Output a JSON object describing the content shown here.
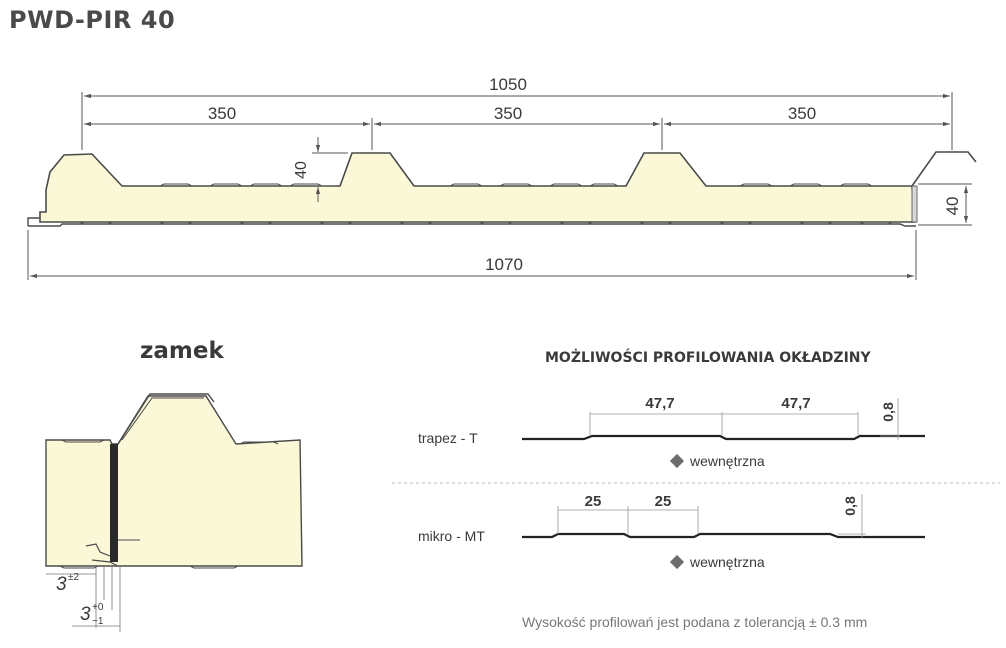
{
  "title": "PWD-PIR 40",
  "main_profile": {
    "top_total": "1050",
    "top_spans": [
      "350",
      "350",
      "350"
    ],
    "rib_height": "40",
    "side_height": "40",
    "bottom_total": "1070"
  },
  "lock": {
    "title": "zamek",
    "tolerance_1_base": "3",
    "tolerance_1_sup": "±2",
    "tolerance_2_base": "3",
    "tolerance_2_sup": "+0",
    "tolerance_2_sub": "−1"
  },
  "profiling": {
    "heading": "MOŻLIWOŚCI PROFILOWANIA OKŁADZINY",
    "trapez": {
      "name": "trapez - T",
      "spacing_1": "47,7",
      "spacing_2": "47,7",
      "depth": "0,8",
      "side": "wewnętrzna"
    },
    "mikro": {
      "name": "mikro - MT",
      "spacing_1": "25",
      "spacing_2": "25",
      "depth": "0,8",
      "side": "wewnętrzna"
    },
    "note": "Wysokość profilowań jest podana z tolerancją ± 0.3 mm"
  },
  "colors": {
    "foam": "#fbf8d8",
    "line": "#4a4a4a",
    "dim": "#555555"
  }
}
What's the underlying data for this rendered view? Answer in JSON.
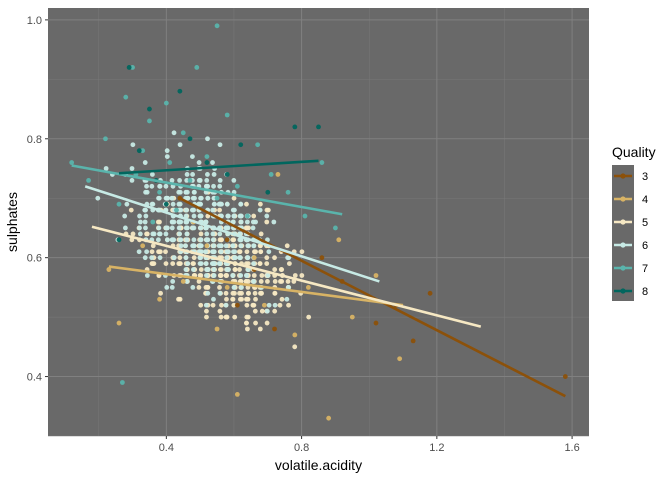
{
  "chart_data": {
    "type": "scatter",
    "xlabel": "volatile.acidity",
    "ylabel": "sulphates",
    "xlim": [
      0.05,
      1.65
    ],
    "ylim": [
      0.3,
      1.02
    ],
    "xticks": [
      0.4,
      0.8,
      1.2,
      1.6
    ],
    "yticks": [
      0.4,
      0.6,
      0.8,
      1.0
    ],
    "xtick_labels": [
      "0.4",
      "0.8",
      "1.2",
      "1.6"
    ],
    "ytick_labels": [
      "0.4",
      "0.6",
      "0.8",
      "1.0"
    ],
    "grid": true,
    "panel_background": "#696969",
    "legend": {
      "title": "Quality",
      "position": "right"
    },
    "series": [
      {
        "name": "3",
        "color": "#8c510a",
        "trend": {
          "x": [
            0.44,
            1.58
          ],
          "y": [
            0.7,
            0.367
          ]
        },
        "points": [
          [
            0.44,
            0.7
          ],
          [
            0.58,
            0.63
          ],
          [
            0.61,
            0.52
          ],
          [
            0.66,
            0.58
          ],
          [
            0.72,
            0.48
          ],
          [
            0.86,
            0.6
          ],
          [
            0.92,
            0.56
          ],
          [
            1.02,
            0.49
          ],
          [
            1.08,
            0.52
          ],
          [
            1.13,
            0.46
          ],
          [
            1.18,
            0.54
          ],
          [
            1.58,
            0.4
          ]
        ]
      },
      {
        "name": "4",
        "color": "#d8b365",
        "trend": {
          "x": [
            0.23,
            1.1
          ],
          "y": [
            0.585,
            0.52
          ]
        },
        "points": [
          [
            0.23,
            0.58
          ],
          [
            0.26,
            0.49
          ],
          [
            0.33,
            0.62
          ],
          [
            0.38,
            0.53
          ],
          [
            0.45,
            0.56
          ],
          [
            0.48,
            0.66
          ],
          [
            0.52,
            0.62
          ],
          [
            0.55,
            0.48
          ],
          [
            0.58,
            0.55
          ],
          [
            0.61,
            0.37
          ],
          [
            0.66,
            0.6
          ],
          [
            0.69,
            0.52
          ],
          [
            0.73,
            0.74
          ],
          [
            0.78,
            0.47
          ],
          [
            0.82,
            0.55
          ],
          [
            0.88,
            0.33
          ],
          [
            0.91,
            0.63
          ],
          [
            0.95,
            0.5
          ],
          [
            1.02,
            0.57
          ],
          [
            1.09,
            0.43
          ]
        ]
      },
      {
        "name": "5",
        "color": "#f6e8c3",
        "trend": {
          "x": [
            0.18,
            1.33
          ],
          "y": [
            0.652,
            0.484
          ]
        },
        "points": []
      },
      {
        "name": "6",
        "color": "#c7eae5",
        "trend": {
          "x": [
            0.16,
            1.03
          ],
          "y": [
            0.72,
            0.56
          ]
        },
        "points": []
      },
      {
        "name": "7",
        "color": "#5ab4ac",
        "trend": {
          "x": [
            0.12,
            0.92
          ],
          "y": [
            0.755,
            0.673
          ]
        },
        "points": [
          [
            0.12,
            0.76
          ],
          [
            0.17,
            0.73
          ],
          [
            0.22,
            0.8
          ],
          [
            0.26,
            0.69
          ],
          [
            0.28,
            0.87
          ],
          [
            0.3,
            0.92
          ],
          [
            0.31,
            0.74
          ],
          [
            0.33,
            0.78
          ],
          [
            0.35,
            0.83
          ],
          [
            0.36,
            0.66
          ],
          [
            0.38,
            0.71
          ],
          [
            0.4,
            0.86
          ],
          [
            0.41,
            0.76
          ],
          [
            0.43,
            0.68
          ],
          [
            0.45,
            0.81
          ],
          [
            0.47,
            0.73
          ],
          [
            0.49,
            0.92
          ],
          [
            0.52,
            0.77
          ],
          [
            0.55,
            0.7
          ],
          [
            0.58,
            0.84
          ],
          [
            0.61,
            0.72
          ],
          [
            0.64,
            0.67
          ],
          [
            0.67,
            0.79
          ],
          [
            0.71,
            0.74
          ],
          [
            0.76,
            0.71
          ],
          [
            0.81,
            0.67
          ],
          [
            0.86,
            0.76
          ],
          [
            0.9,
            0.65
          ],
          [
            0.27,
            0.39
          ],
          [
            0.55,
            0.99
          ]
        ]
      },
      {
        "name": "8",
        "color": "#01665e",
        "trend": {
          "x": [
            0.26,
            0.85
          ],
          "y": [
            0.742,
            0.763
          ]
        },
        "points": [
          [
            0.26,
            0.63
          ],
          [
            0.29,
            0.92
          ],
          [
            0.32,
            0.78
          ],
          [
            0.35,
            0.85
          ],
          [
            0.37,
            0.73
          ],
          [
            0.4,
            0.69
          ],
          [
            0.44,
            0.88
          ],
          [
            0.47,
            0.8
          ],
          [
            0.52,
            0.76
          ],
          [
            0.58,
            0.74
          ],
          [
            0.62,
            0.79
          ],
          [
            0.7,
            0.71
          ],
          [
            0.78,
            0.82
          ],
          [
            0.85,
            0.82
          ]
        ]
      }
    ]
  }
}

* * *

▸ **What this task involves**
Can you restate all the records above word for word while dropping the pictures?

▸ **Written response**
Output a JSON object describing the content shown here.
{
  "title": "PWD-PIR 40",
  "main_profile": {
    "top_total": "1050",
    "top_spans": [
      "350",
      "350",
      "350"
    ],
    "rib_height": "40",
    "side_height": "40",
    "bottom_total": "1070"
  },
  "lock": {
    "title": "zamek",
    "tolerance_1_base": "3",
    "tolerance_1_sup": "±2",
    "tolerance_2_base": "3",
    "tolerance_2_sup": "+0",
    "tolerance_2_sub": "−1"
  },
  "profiling": {
    "heading": "MOŻLIWOŚCI PROFILOWANIA OKŁADZINY",
    "trapez": {
      "name": "trapez - T",
      "spacing_1": "47,7",
      "spacing_2": "47,7",
      "depth": "0,8",
      "side": "wewnętrzna"
    },
    "mikro": {
      "name": "mikro - MT",
      "spacing_1": "25",
      "spacing_2": "25",
      "depth": "0,8",
      "side": "wewnętrzna"
    },
    "note": "Wysokość profilowań jest podana z tolerancją ± 0.3 mm"
  },
  "colors": {
    "foam": "#fbf8d8",
    "line": "#4a4a4a",
    "dim": "#555555"
  }
}
What's the underlying data for this rendered view? Answer in JSON.
{
  "chart_data": {
    "type": "scatter",
    "xlabel": "volatile.acidity",
    "ylabel": "sulphates",
    "xlim": [
      0.05,
      1.65
    ],
    "ylim": [
      0.3,
      1.02
    ],
    "xticks": [
      0.4,
      0.8,
      1.2,
      1.6
    ],
    "yticks": [
      0.4,
      0.6,
      0.8,
      1.0
    ],
    "xtick_labels": [
      "0.4",
      "0.8",
      "1.2",
      "1.6"
    ],
    "ytick_labels": [
      "0.4",
      "0.6",
      "0.8",
      "1.0"
    ],
    "grid": true,
    "panel_background": "#696969",
    "legend": {
      "title": "Quality",
      "position": "right"
    },
    "series": [
      {
        "name": "3",
        "color": "#8c510a",
        "trend": {
          "x": [
            0.44,
            1.58
          ],
          "y": [
            0.7,
            0.367
          ]
        },
        "points": [
          [
            0.44,
            0.7
          ],
          [
            0.58,
            0.63
          ],
          [
            0.61,
            0.52
          ],
          [
            0.66,
            0.58
          ],
          [
            0.72,
            0.48
          ],
          [
            0.86,
            0.6
          ],
          [
            0.92,
            0.56
          ],
          [
            1.02,
            0.49
          ],
          [
            1.08,
            0.52
          ],
          [
            1.13,
            0.46
          ],
          [
            1.18,
            0.54
          ],
          [
            1.58,
            0.4
          ]
        ]
      },
      {
        "name": "4",
        "color": "#d8b365",
        "trend": {
          "x": [
            0.23,
            1.1
          ],
          "y": [
            0.585,
            0.52
          ]
        },
        "points": [
          [
            0.23,
            0.58
          ],
          [
            0.26,
            0.49
          ],
          [
            0.33,
            0.62
          ],
          [
            0.38,
            0.53
          ],
          [
            0.45,
            0.56
          ],
          [
            0.48,
            0.66
          ],
          [
            0.52,
            0.62
          ],
          [
            0.55,
            0.48
          ],
          [
            0.58,
            0.55
          ],
          [
            0.61,
            0.37
          ],
          [
            0.66,
            0.6
          ],
          [
            0.69,
            0.52
          ],
          [
            0.73,
            0.74
          ],
          [
            0.78,
            0.47
          ],
          [
            0.82,
            0.55
          ],
          [
            0.88,
            0.33
          ],
          [
            0.91,
            0.63
          ],
          [
            0.95,
            0.5
          ],
          [
            1.02,
            0.57
          ],
          [
            1.09,
            0.43
          ]
        ]
      },
      {
        "name": "5",
        "color": "#f6e8c3",
        "trend": {
          "x": [
            0.18,
            1.33
          ],
          "y": [
            0.652,
            0.484
          ]
        },
        "points": []
      },
      {
        "name": "6",
        "color": "#c7eae5",
        "trend": {
          "x": [
            0.16,
            1.03
          ],
          "y": [
            0.72,
            0.56
          ]
        },
        "points": []
      },
      {
        "name": "7",
        "color": "#5ab4ac",
        "trend": {
          "x": [
            0.12,
            0.92
          ],
          "y": [
            0.755,
            0.673
          ]
        },
        "points": [
          [
            0.12,
            0.76
          ],
          [
            0.17,
            0.73
          ],
          [
            0.22,
            0.8
          ],
          [
            0.26,
            0.69
          ],
          [
            0.28,
            0.87
          ],
          [
            0.3,
            0.92
          ],
          [
            0.31,
            0.74
          ],
          [
            0.33,
            0.78
          ],
          [
            0.35,
            0.83
          ],
          [
            0.36,
            0.66
          ],
          [
            0.38,
            0.71
          ],
          [
            0.4,
            0.86
          ],
          [
            0.41,
            0.76
          ],
          [
            0.43,
            0.68
          ],
          [
            0.45,
            0.81
          ],
          [
            0.47,
            0.73
          ],
          [
            0.49,
            0.92
          ],
          [
            0.52,
            0.77
          ],
          [
            0.55,
            0.7
          ],
          [
            0.58,
            0.84
          ],
          [
            0.61,
            0.72
          ],
          [
            0.64,
            0.67
          ],
          [
            0.67,
            0.79
          ],
          [
            0.71,
            0.74
          ],
          [
            0.76,
            0.71
          ],
          [
            0.81,
            0.67
          ],
          [
            0.86,
            0.76
          ],
          [
            0.9,
            0.65
          ],
          [
            0.27,
            0.39
          ],
          [
            0.55,
            0.99
          ]
        ]
      },
      {
        "name": "8",
        "color": "#01665e",
        "trend": {
          "x": [
            0.26,
            0.85
          ],
          "y": [
            0.742,
            0.763
          ]
        },
        "points": [
          [
            0.26,
            0.63
          ],
          [
            0.29,
            0.92
          ],
          [
            0.32,
            0.78
          ],
          [
            0.35,
            0.85
          ],
          [
            0.37,
            0.73
          ],
          [
            0.4,
            0.69
          ],
          [
            0.44,
            0.88
          ],
          [
            0.47,
            0.8
          ],
          [
            0.52,
            0.76
          ],
          [
            0.58,
            0.74
          ],
          [
            0.62,
            0.79
          ],
          [
            0.7,
            0.71
          ],
          [
            0.78,
            0.82
          ],
          [
            0.85,
            0.82
          ]
        ]
      }
    ]
  }
}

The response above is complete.